* Task to complete
Repeat every record below exactly, but leave out any pictures.

* Rows
━━━━━━
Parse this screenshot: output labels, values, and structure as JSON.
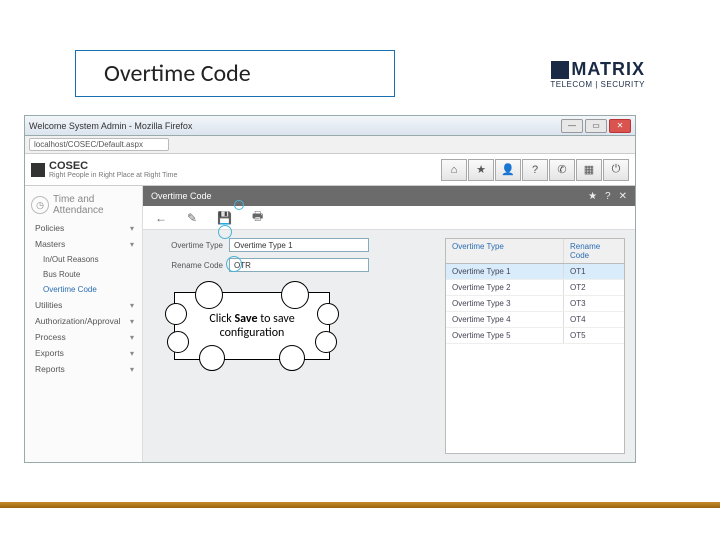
{
  "slide": {
    "title": "Overtime Code",
    "logo_main": "MATRIX",
    "logo_sub": "TELECOM | SECURITY"
  },
  "window": {
    "title": "Welcome System Admin - Mozilla Firefox",
    "url": "localhost/COSEC/Default.aspx",
    "brand": "COSEC",
    "brand_tag": "Right People in Right Place at Right Time",
    "win_min": "—",
    "win_max": "▭",
    "win_close": "✕"
  },
  "top_icons": {
    "home": "⌂",
    "star": "★",
    "user": "👤",
    "help": "?",
    "phone": "✆",
    "grid": "▦",
    "power": "⏻"
  },
  "sidebar": {
    "section_title": "Time and",
    "section_sub": "Attendance",
    "items": [
      {
        "label": "Policies",
        "chev": "▾"
      },
      {
        "label": "Masters",
        "chev": "▾"
      },
      {
        "label": "In/Out Reasons",
        "sub": true
      },
      {
        "label": "Bus Route",
        "sub": true
      },
      {
        "label": "Overtime Code",
        "sub": true,
        "active": true
      },
      {
        "label": "Utilities",
        "chev": "▾"
      },
      {
        "label": "Authorization/Approval",
        "chev": "▾"
      },
      {
        "label": "Process",
        "chev": "▾"
      },
      {
        "label": "Exports",
        "chev": "▾"
      },
      {
        "label": "Reports",
        "chev": "▾"
      }
    ]
  },
  "page": {
    "title": "Overtime Code",
    "icons": {
      "star": "★",
      "help": "?",
      "close": "✕"
    }
  },
  "toolbar": {
    "back": "←",
    "edit": "✎",
    "save": "💾",
    "print": "🖶"
  },
  "form": {
    "type_label": "Overtime Type",
    "type_value": "Overtime Type 1",
    "code_label": "Rename Code",
    "code_value": "OTR"
  },
  "list": {
    "col_a": "Overtime Type",
    "col_b": "Rename Code",
    "rows": [
      {
        "a": "Overtime Type 1",
        "b": "OT1",
        "sel": true
      },
      {
        "a": "Overtime Type 2",
        "b": "OT2"
      },
      {
        "a": "Overtime Type 3",
        "b": "OT3"
      },
      {
        "a": "Overtime Type 4",
        "b": "OT4"
      },
      {
        "a": "Overtime Type 5",
        "b": "OT5"
      }
    ]
  },
  "callout": {
    "pre": "Click ",
    "bold": "Save",
    "post": " to save configuration"
  }
}
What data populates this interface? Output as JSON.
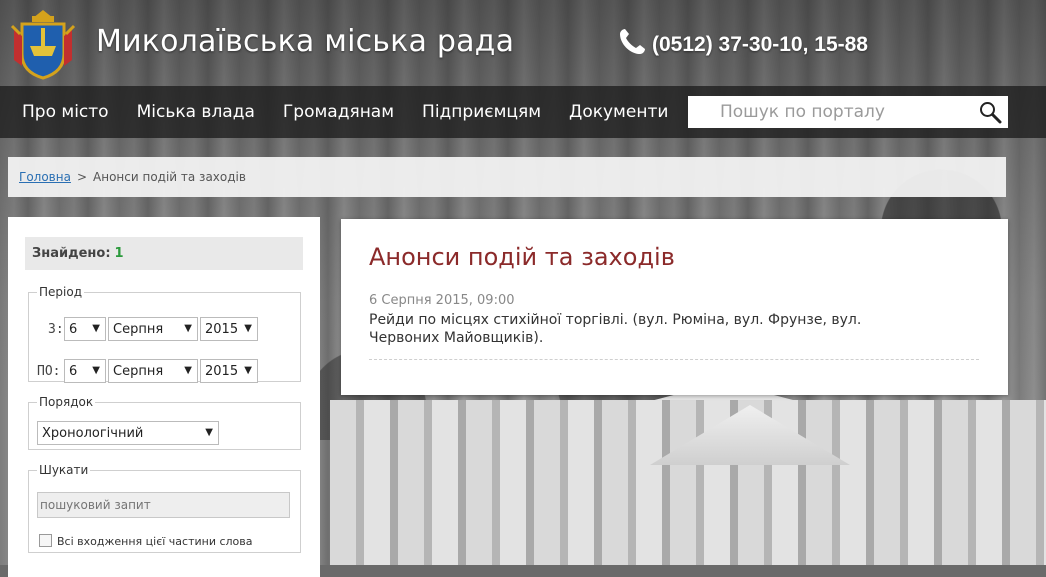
{
  "header": {
    "title": "Миколаївська міська рада",
    "phone": "(0512) 37-30-10, 15-88"
  },
  "nav": {
    "items": [
      "Про місто",
      "Міська влада",
      "Громадянам",
      "Підприємцям",
      "Документи"
    ],
    "search_placeholder": "Пошук по порталу"
  },
  "breadcrumb": {
    "home": "Головна",
    "separator": ">",
    "current": "Анонси подій та заходів"
  },
  "filters": {
    "found_label": "Знайдено:",
    "found_count": "1",
    "period": {
      "legend": "Період",
      "from_label": "З:",
      "to_label": "ПО:",
      "from": {
        "day": "6",
        "month": "Серпня",
        "year": "2015"
      },
      "to": {
        "day": "6",
        "month": "Серпня",
        "year": "2015"
      }
    },
    "order": {
      "legend": "Порядок",
      "value": "Хронологічний"
    },
    "search": {
      "legend": "Шукати",
      "placeholder": "пошуковий запит",
      "checkbox_label": "Всі входження цієї частини слова",
      "checkbox_checked": false
    }
  },
  "main": {
    "title": "Анонси подій та заходів",
    "events": [
      {
        "date": "6 Серпня 2015, 09:00",
        "text": "Рейди по місцях стихійної торгівлі. (вул. Рюміна, вул. Фрунзе, вул. Червоних Майовщиків)."
      }
    ]
  },
  "colors": {
    "title_accent": "#8b2a2a",
    "found_count": "#2b9a3c",
    "link": "#2a6fb3"
  }
}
━━━━━━
* Solution for this task
Parse this screenshot: output labels, values, and structure as JSON.
{
  "slide": {
    "title": "Overtime Code",
    "logo_main": "MATRIX",
    "logo_sub": "TELECOM | SECURITY"
  },
  "window": {
    "title": "Welcome System Admin - Mozilla Firefox",
    "url": "localhost/COSEC/Default.aspx",
    "brand": "COSEC",
    "brand_tag": "Right People in Right Place at Right Time",
    "win_min": "—",
    "win_max": "▭",
    "win_close": "✕"
  },
  "top_icons": {
    "home": "⌂",
    "star": "★",
    "user": "👤",
    "help": "?",
    "phone": "✆",
    "grid": "▦",
    "power": "⏻"
  },
  "sidebar": {
    "section_title": "Time and",
    "section_sub": "Attendance",
    "items": [
      {
        "label": "Policies",
        "chev": "▾"
      },
      {
        "label": "Masters",
        "chev": "▾"
      },
      {
        "label": "In/Out Reasons",
        "sub": true
      },
      {
        "label": "Bus Route",
        "sub": true
      },
      {
        "label": "Overtime Code",
        "sub": true,
        "active": true
      },
      {
        "label": "Utilities",
        "chev": "▾"
      },
      {
        "label": "Authorization/Approval",
        "chev": "▾"
      },
      {
        "label": "Process",
        "chev": "▾"
      },
      {
        "label": "Exports",
        "chev": "▾"
      },
      {
        "label": "Reports",
        "chev": "▾"
      }
    ]
  },
  "page": {
    "title": "Overtime Code",
    "icons": {
      "star": "★",
      "help": "?",
      "close": "✕"
    }
  },
  "toolbar": {
    "back": "←",
    "edit": "✎",
    "save": "💾",
    "print": "🖶"
  },
  "form": {
    "type_label": "Overtime Type",
    "type_value": "Overtime Type 1",
    "code_label": "Rename Code",
    "code_value": "OTR"
  },
  "list": {
    "col_a": "Overtime Type",
    "col_b": "Rename Code",
    "rows": [
      {
        "a": "Overtime Type 1",
        "b": "OT1",
        "sel": true
      },
      {
        "a": "Overtime Type 2",
        "b": "OT2"
      },
      {
        "a": "Overtime Type 3",
        "b": "OT3"
      },
      {
        "a": "Overtime Type 4",
        "b": "OT4"
      },
      {
        "a": "Overtime Type 5",
        "b": "OT5"
      }
    ]
  },
  "callout": {
    "pre": "Click ",
    "bold": "Save",
    "post": " to save configuration"
  }
}
What data populates this interface? Output as JSON.
{
  "header": {
    "title": "Миколаївська міська рада",
    "phone": "(0512) 37-30-10, 15-88"
  },
  "nav": {
    "items": [
      "Про місто",
      "Міська влада",
      "Громадянам",
      "Підприємцям",
      "Документи"
    ],
    "search_placeholder": "Пошук по порталу"
  },
  "breadcrumb": {
    "home": "Головна",
    "separator": ">",
    "current": "Анонси подій та заходів"
  },
  "filters": {
    "found_label": "Знайдено:",
    "found_count": "1",
    "period": {
      "legend": "Період",
      "from_label": "З:",
      "to_label": "ПО:",
      "from": {
        "day": "6",
        "month": "Серпня",
        "year": "2015"
      },
      "to": {
        "day": "6",
        "month": "Серпня",
        "year": "2015"
      }
    },
    "order": {
      "legend": "Порядок",
      "value": "Хронологічний"
    },
    "search": {
      "legend": "Шукати",
      "placeholder": "пошуковий запит",
      "checkbox_label": "Всі входження цієї частини слова",
      "checkbox_checked": false
    }
  },
  "main": {
    "title": "Анонси подій та заходів",
    "events": [
      {
        "date": "6 Серпня 2015, 09:00",
        "text": "Рейди по місцях стихійної торгівлі. (вул. Рюміна, вул. Фрунзе, вул. Червоних Майовщиків)."
      }
    ]
  },
  "colors": {
    "title_accent": "#8b2a2a",
    "found_count": "#2b9a3c",
    "link": "#2a6fb3"
  }
}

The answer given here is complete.